── RECORD EXTRACTS ──
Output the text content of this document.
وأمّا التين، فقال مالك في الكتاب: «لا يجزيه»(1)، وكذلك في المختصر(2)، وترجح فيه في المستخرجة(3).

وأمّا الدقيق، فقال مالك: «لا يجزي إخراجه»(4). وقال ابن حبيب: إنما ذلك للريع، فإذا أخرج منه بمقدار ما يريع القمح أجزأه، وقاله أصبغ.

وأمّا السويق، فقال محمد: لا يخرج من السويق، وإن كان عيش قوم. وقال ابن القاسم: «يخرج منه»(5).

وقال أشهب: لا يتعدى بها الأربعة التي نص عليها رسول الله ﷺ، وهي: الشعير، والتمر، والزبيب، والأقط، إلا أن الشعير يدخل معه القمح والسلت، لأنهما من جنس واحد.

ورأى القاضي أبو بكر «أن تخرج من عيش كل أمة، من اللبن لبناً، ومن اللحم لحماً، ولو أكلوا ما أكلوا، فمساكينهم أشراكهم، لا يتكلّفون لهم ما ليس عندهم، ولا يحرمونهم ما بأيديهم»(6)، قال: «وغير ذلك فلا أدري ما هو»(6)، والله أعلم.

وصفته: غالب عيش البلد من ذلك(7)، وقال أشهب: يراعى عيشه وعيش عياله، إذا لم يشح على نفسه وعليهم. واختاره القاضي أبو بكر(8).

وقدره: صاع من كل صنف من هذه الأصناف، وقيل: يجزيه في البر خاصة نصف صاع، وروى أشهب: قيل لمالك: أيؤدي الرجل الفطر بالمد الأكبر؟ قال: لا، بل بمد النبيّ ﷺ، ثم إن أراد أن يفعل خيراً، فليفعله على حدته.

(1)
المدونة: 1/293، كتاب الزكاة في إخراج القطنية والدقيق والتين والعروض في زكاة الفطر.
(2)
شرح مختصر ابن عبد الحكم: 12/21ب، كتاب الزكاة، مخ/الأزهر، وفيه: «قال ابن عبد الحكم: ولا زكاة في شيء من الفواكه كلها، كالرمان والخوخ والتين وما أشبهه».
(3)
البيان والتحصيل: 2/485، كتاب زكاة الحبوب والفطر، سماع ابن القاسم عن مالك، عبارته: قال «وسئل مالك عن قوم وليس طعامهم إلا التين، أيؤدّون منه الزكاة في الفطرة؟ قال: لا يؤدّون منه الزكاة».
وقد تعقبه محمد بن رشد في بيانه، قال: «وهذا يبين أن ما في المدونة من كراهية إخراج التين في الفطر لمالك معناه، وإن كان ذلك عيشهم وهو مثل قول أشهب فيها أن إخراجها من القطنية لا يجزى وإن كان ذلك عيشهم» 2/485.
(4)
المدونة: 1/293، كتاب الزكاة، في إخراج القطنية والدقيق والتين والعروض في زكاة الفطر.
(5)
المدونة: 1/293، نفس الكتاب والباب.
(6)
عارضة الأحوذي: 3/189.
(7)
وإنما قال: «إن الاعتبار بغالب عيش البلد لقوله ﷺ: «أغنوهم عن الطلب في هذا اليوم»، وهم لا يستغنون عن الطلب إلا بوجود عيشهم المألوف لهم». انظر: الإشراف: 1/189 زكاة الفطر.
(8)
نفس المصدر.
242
───
WHAT IS BEING ASKED -> Take every line that includes the string "القطنية" and copy it.

FINISHED EXERCISE ->
المدونة: 1/293، كتاب الزكاة في إخراج القطنية والدقيق والتين والعروض في زكاة الفطر.
وقد تعقبه محمد بن رشد في بيانه، قال: «وهذا يبين أن ما في المدونة من كراهية إخراج التين في الفطر لمالك معناه، وإن كان ذلك عيشهم وهو مثل قول أشهب فيها أن إخراجها من القطنية لا يجزى وإن كان ذلك عيشهم» 2/485.
المدونة: 1/293، كتاب الزكاة، في إخراج القطنية والدقيق والتين والعروض في زكاة الفطر.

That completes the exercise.